─── Information supplied ───
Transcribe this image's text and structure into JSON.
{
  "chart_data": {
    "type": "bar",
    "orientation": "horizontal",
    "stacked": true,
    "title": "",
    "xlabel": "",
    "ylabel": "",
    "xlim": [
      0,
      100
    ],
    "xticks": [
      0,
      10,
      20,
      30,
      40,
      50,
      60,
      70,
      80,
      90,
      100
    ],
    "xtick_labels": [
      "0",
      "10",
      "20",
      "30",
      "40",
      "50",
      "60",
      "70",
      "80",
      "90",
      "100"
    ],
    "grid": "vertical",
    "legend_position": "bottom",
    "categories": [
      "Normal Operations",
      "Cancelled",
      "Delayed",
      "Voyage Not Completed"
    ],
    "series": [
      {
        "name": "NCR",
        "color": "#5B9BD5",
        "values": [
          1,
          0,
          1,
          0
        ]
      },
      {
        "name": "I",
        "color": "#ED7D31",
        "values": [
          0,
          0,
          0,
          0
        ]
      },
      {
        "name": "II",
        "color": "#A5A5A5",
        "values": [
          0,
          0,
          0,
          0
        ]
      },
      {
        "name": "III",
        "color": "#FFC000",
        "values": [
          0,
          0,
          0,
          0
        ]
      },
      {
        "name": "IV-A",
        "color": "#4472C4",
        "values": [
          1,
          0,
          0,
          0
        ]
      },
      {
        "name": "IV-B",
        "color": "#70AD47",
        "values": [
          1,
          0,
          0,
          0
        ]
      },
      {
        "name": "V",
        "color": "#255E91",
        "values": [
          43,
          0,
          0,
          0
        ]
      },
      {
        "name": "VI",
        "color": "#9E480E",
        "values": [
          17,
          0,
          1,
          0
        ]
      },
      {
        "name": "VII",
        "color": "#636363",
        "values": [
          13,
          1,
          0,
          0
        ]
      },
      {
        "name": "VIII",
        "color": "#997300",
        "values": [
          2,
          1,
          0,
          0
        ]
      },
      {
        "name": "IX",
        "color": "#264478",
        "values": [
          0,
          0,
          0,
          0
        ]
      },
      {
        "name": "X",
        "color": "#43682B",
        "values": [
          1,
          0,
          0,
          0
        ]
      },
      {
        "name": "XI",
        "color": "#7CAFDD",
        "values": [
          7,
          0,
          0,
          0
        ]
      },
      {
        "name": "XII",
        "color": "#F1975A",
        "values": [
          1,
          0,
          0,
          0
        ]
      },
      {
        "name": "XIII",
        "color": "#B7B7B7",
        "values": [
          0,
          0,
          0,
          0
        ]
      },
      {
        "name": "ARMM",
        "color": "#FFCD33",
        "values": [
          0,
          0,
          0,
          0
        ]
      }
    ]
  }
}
───
The task: Please output the entries above, every line exactly as it reads.

Written solution:
Transcribe this image's text and structure into JSON.
{
  "chart_data": {
    "type": "bar",
    "orientation": "horizontal",
    "stacked": true,
    "title": "",
    "xlabel": "",
    "ylabel": "",
    "xlim": [
      0,
      100
    ],
    "xticks": [
      0,
      10,
      20,
      30,
      40,
      50,
      60,
      70,
      80,
      90,
      100
    ],
    "xtick_labels": [
      "0",
      "10",
      "20",
      "30",
      "40",
      "50",
      "60",
      "70",
      "80",
      "90",
      "100"
    ],
    "grid": "vertical",
    "legend_position": "bottom",
    "categories": [
      "Normal Operations",
      "Cancelled",
      "Delayed",
      "Voyage Not Completed"
    ],
    "series": [
      {
        "name": "NCR",
        "color": "#5B9BD5",
        "values": [
          1,
          0,
          1,
          0
        ]
      },
      {
        "name": "I",
        "color": "#ED7D31",
        "values": [
          0,
          0,
          0,
          0
        ]
      },
      {
        "name": "II",
        "color": "#A5A5A5",
        "values": [
          0,
          0,
          0,
          0
        ]
      },
      {
        "name": "III",
        "color": "#FFC000",
        "values": [
          0,
          0,
          0,
          0
        ]
      },
      {
        "name": "IV-A",
        "color": "#4472C4",
        "values": [
          1,
          0,
          0,
          0
        ]
      },
      {
        "name": "IV-B",
        "color": "#70AD47",
        "values": [
          1,
          0,
          0,
          0
        ]
      },
      {
        "name": "V",
        "color": "#255E91",
        "values": [
          43,
          0,
          0,
          0
        ]
      },
      {
        "name": "VI",
        "color": "#9E480E",
        "values": [
          17,
          0,
          1,
          0
        ]
      },
      {
        "name": "VII",
        "color": "#636363",
        "values": [
          13,
          1,
          0,
          0
        ]
      },
      {
        "name": "VIII",
        "color": "#997300",
        "values": [
          2,
          1,
          0,
          0
        ]
      },
      {
        "name": "IX",
        "color": "#264478",
        "values": [
          0,
          0,
          0,
          0
        ]
      },
      {
        "name": "X",
        "color": "#43682B",
        "values": [
          1,
          0,
          0,
          0
        ]
      },
      {
        "name": "XI",
        "color": "#7CAFDD",
        "values": [
          7,
          0,
          0,
          0
        ]
      },
      {
        "name": "XII",
        "color": "#F1975A",
        "values": [
          1,
          0,
          0,
          0
        ]
      },
      {
        "name": "XIII",
        "color": "#B7B7B7",
        "values": [
          0,
          0,
          0,
          0
        ]
      },
      {
        "name": "ARMM",
        "color": "#FFCD33",
        "values": [
          0,
          0,
          0,
          0
        ]
      }
    ]
  }
}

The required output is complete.